# [Your task]
Report every line below that holds the word "this".

[Data listing]
>>

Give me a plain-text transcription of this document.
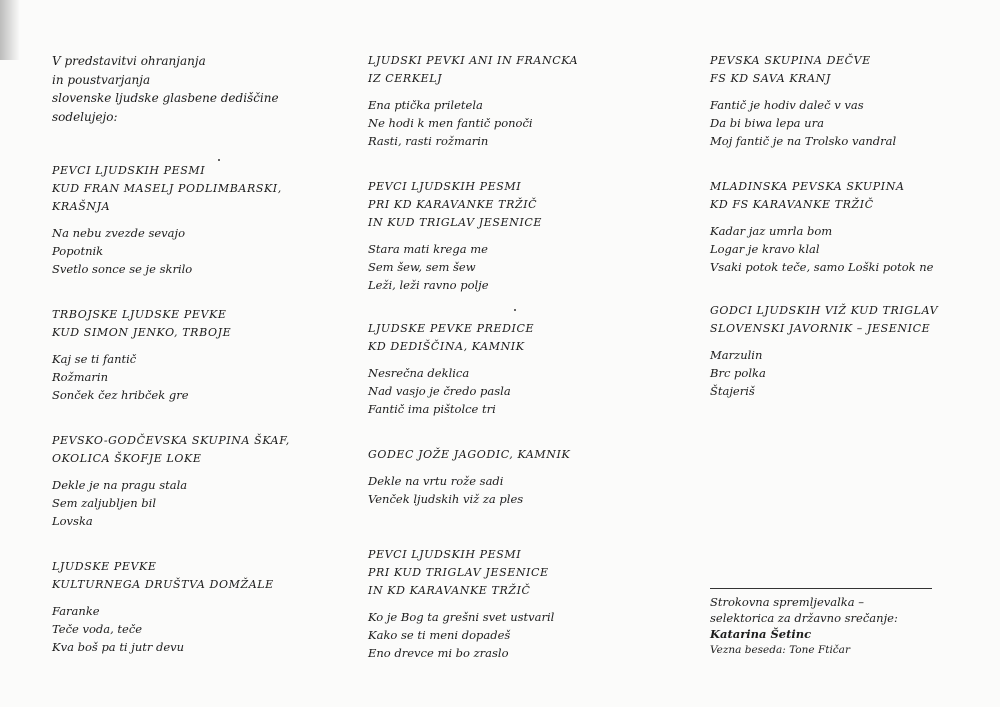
V predstavitvi ohranjanja
in poustvarjanja
slovenske ljudske glasbene dediščine
sodelujejo:
PEVCI LJUDSKIH PESMI
KUD FRAN MASELJ PODLIMBARSKI,
KRAŠNJA
Na nebu zvezde sevajo
Popotnik
Svetlo sonce se je skrilo
TRBOJSKE LJUDSKE PEVKE
KUD SIMON JENKO, TRBOJE
Kaj se ti fantič
Rožmarin
Sonček čez hribček gre
PEVSKO-GODČEVSKA SKUPINA ŠKAF,
OKOLICA ŠKOFJE LOKE
Dekle je na pragu stala
Sem zaljubljen bil
Lovska
LJUDSKE PEVKE
KULTURNEGA DRUŠTVA DOMŽALE
Faranke
Teče voda, teče
Kva boš pa ti jutr devu
LJUDSKI PEVKI ANI IN FRANCKA
IZ CERKELJ
Ena ptička priletela
Ne hodi k men fantič ponoči
Rasti, rasti rožmarin
PEVCI LJUDSKIH PESMI
PRI KD KARAVANKE TRŽIČ
IN KUD TRIGLAV JESENICE
Stara mati krega me
Sem šew, sem šew
Leži, leži ravno polje
LJUDSKE PEVKE PREDICE
KD DEDIŠČINA, KAMNIK
Nesrečna deklica
Nad vasjo je čredo pasla
Fantič ima pištolce tri
GODEC JOŽE JAGODIC, KAMNIK
Dekle na vrtu rože sadi
Venček ljudskih viž za ples
PEVCI LJUDSKIH PESMI
PRI KUD TRIGLAV JESENICE
IN KD KARAVANKE TRŽIČ
Ko je Bog ta grešni svet ustvaril
Kako se ti meni dopadeš
Eno drevce mi bo zraslo
PEVSKA SKUPINA DEČVE
FS KD SAVA KRANJ
Fantič je hodiv daleč v vas
Da bi biwa lepa ura
Moj fantič je na Trolsko vandral
MLADINSKA PEVSKA SKUPINA
KD FS KARAVANKE TRŽIČ
Kadar jaz umrla bom
Logar je kravo klal
Vsaki potok teče, samo Loški potok ne
GODCI LJUDSKIH VIŽ KUD TRIGLAV
SLOVENSKI JAVORNIK – JESENICE
Marzulin
Brc polka
Štajeriš
Strokovna spremljevalka –
selektorica za državno srečanje:
Katarina Šetinc
Vezna beseda: Tone Ftičar
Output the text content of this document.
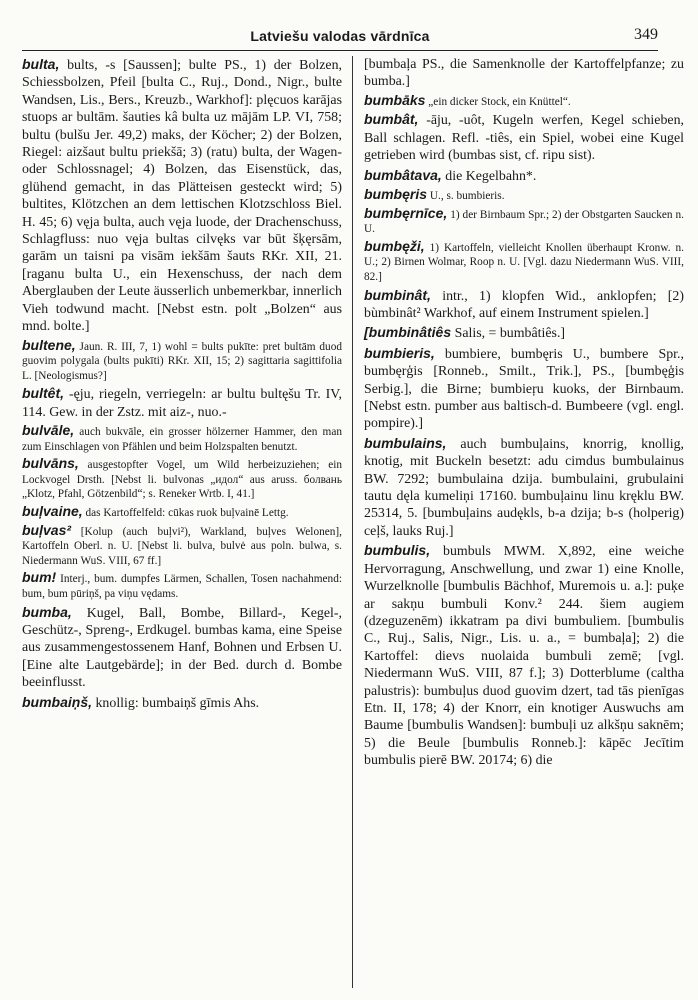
Latviešu valodas vārdnīca	349

bulta, bults, -s [Saussen]; bulte PS., 1) der Bolzen, Schiessbolzen, Pfeil [bulta C., Ruj., Dond., Nigr., bulte Wandsen, Lis., Bers., Kreuzb., Warkhof]: plęcuos karājas stuops ar bultām. šauties kâ bulta uz mājām LP. VI, 758; bultu (bulšu Jer. 49,2) maks, der Köcher; 2) der Bolzen, Riegel: aizšaut bultu priekšā; 3) (ratu) bulta, der Wagen- oder Schlossnagel; 4) Bolzen, das Eisenstück, das, glühend gemacht, in das Plätteisen gesteckt wird; 5) bultites, Klötzchen an dem lettischen Klotzschloss Biel. H. 45; 6) vęja bulta, auch vęja luode, der Drachenschuss, Schlagfluss: nuo vęja bultas cilvęks var būt šķęrsām, garām un taisni pa visām iekšām šauts RKr. XII, 21. [raganu bulta U., ein Hexenschuss, der nach dem Aberglauben der Leute äusserlich unbemerkbar, innerlich Vieh todwund macht. [Nebst estn. polt „Bolzen“ aus mnd. bolte.]

bultene, Jaun. R. III, 7, 1) wohl = bults pukīte: pret bultām duod guovim polygala (bults pukīti) RKr. XII, 15; 2) sagittaria sagittifolia L. [Neologismus?]

bultêt, -ęju, riegeln, verriegeln: ar bultu bultęšu Tr. IV, 114. Gew. in der Zstz. mit aiz-, nuo.-

bulvāle, auch bukvāle, ein grosser hölzerner Hammer, den man zum Einschlagen von Pfählen und beim Holzspalten benutzt.

bulvāns, ausgestopfter Vogel, um Wild herbeizuziehen; ein Lockvogel Drsth. [Nebst li. bulvonas „идол“ aus aruss. болвань „Klotz, Pfahl, Götzenbild“; s. Reneker Wrtb. I, 41.]

buļvaine, das Kartoffelfeld: cūkas ruok buļvainē Lettg.

buļvas² [Kolup (auch buļvi²), Warkland, buļves Welonen], Kartoffeln Oberl. n. U. [Nebst li. bulva, bulvė aus poln. bulwa, s. Niedermann WuS. VIII, 67 ff.]

bum! Interj., bum. dumpfes Lärmen, Schallen, Tosen nachahmend: bum, bum pūriņš, pa viņu vędams.

bumba, Kugel, Ball, Bombe, Billard-, Kegel-, Geschütz-, Spreng-, Erdkugel. bumbas kama, eine Speise aus zusammengestossenem Hanf, Bohnen und Erbsen U. [Eine alte Lautgebärde]; in der Bed. durch d. Bombe beeinflusst.

bumbaiņš, knollig: bumbaiņš gīmis Ahs.

[bumbaļa PS., die Samenknolle der Kartoffelpfanze; zu bumba.]

bumbāks „ein dicker Stock, ein Knüttel“.

bumbât, -āju, -uôt, Kugeln werfen, Kegel schieben, Ball schlagen. Refl. -tiês, ein Spiel, wobei eine Kugel getrieben wird (bumbas sist, cf. ripu sist).

bumbâtava, die Kegelbahn*.

bumbęris U., s. bumbieris.

bumbęrnīce, 1) der Birnbaum Spr.; 2) der Obstgarten Saucken n. U.

bumbęži, 1) Kartoffeln, vielleicht Knollen überhaupt Kronw. n. U.; 2) Birnen Wolmar, Roop n. U. [Vgl. dazu Niedermann WuS. VIII, 82.]

bumbinât, intr., 1) klopfen Wid., anklopfen; [2) bùmbinât² Warkhof, auf einem Instrument spielen.]

[bumbinâtiês Salis, = bumbâtiês.]

bumbieris, bumbiere, bumbęris U., bumbere Spr., bumbęrģis [Ronneb., Smilt., Trik.], PS., [bumbęģis Serbig.], die Birne; bumbieŗu kuoks, der Birnbaum. [Nebst estn. pumber aus baltisch-d. Bumbeere (vgl. engl. pompire).]

bumbulains, auch bumbuļains, knorrig, knollig, knotig, mit Buckeln besetzt: adu cimdus bumbulainus BW. 7292; bumbulaina dzija. bumbulaini, grubulaini tautu dęla kumeliņi 17160. bumbuļainu linu kręklu BW. 25314, 5. [bumbuļains audękls, b-a dzija; b-s (holperig) ceļš, lauks Ruj.]

bumbulis, bumbuls MWM. X,892, eine weiche Hervorragung, Anschwellung, und zwar 1) eine Knolle, Wurzelknolle [bumbulis Bächhof, Muremois u. a.]: puķe ar sakņu bumbuli Konv.² 244. šiem augiem (dzeguzenēm) ikkatram pa divi bumbuliem. [bumbulis C., Ruj., Salis, Nigr., Lis. u. a., = bumbaļa]; 2) die Kartoffel: dievs nuolaida bumbuli zemē; [vgl. Niedermann WuS. VIII, 87 f.]; 3) Dotterblume (caltha palustris): bumbuļus duod guovim dzert, tad tās pienīgas Etn. II, 178; 4) der Knorr, ein knotiger Auswuchs am Baume [bumbulis Wandsen]: bumbuļi uz alkšņu saknēm; 5) die Beule [bumbulis Ronneb.]: kāpēc Jecītim bumbulis pierē BW. 20174; 6) die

<<

# [The result]
Give me a plain-text transcription of this document.
Output the text content of this document.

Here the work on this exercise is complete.